Written instruction: Extract every record, keeping each one exactly as it is.

Records:
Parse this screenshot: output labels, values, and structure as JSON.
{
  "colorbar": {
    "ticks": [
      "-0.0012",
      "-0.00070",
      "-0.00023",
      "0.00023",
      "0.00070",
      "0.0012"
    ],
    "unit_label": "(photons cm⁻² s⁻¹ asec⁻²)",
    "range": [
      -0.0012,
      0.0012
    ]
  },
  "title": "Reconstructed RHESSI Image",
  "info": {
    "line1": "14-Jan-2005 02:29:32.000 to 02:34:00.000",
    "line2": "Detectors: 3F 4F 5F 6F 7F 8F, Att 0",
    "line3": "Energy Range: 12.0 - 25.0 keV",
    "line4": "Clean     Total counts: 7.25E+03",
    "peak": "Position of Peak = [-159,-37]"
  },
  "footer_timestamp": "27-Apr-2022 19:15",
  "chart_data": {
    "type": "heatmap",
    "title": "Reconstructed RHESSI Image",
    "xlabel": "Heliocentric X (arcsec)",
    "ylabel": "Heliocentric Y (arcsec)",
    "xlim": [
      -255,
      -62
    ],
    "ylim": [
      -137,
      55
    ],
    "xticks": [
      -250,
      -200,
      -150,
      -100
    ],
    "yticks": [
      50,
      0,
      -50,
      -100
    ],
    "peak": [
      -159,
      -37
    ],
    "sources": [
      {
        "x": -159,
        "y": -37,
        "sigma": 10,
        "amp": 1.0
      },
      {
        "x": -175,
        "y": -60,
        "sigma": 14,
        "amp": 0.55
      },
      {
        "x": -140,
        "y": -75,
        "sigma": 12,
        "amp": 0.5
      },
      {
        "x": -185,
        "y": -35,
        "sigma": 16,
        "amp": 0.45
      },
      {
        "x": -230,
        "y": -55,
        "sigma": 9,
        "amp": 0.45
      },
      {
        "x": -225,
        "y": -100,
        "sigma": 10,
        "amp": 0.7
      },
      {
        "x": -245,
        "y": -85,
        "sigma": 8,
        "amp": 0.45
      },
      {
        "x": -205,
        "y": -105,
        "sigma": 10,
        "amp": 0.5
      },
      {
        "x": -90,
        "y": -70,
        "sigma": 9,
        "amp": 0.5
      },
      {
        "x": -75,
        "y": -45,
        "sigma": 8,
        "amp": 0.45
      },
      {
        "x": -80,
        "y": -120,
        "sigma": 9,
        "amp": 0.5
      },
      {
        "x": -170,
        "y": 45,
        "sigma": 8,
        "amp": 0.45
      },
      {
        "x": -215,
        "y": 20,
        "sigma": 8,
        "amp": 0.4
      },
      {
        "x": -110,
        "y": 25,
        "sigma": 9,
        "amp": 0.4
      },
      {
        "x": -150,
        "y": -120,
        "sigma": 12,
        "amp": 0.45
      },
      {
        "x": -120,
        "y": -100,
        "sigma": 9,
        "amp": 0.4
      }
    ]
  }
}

Exercise answer:
Parse this screenshot: output labels, values, and structure as JSON.
{
  "colorbar": {
    "ticks": [
      "-0.0012",
      "-0.00070",
      "-0.00023",
      "0.00023",
      "0.00070",
      "0.0012"
    ],
    "unit_label": "(photons cm⁻² s⁻¹ asec⁻²)",
    "range": [
      -0.0012,
      0.0012
    ]
  },
  "title": "Reconstructed RHESSI Image",
  "info": {
    "line1": "14-Jan-2005 02:29:32.000 to 02:34:00.000",
    "line2": "Detectors: 3F 4F 5F 6F 7F 8F, Att 0",
    "line3": "Energy Range: 12.0 - 25.0 keV",
    "line4": "Clean     Total counts: 7.25E+03",
    "peak": "Position of Peak = [-159,-37]"
  },
  "footer_timestamp": "27-Apr-2022 19:15",
  "chart_data": {
    "type": "heatmap",
    "title": "Reconstructed RHESSI Image",
    "xlabel": "Heliocentric X (arcsec)",
    "ylabel": "Heliocentric Y (arcsec)",
    "xlim": [
      -255,
      -62
    ],
    "ylim": [
      -137,
      55
    ],
    "xticks": [
      -250,
      -200,
      -150,
      -100
    ],
    "yticks": [
      50,
      0,
      -50,
      -100
    ],
    "peak": [
      -159,
      -37
    ],
    "sources": [
      {
        "x": -159,
        "y": -37,
        "sigma": 10,
        "amp": 1.0
      },
      {
        "x": -175,
        "y": -60,
        "sigma": 14,
        "amp": 0.55
      },
      {
        "x": -140,
        "y": -75,
        "sigma": 12,
        "amp": 0.5
      },
      {
        "x": -185,
        "y": -35,
        "sigma": 16,
        "amp": 0.45
      },
      {
        "x": -230,
        "y": -55,
        "sigma": 9,
        "amp": 0.45
      },
      {
        "x": -225,
        "y": -100,
        "sigma": 10,
        "amp": 0.7
      },
      {
        "x": -245,
        "y": -85,
        "sigma": 8,
        "amp": 0.45
      },
      {
        "x": -205,
        "y": -105,
        "sigma": 10,
        "amp": 0.5
      },
      {
        "x": -90,
        "y": -70,
        "sigma": 9,
        "amp": 0.5
      },
      {
        "x": -75,
        "y": -45,
        "sigma": 8,
        "amp": 0.45
      },
      {
        "x": -80,
        "y": -120,
        "sigma": 9,
        "amp": 0.5
      },
      {
        "x": -170,
        "y": 45,
        "sigma": 8,
        "amp": 0.45
      },
      {
        "x": -215,
        "y": 20,
        "sigma": 8,
        "amp": 0.4
      },
      {
        "x": -110,
        "y": 25,
        "sigma": 9,
        "amp": 0.4
      },
      {
        "x": -150,
        "y": -120,
        "sigma": 12,
        "amp": 0.45
      },
      {
        "x": -120,
        "y": -100,
        "sigma": 9,
        "amp": 0.4
      }
    ]
  }
}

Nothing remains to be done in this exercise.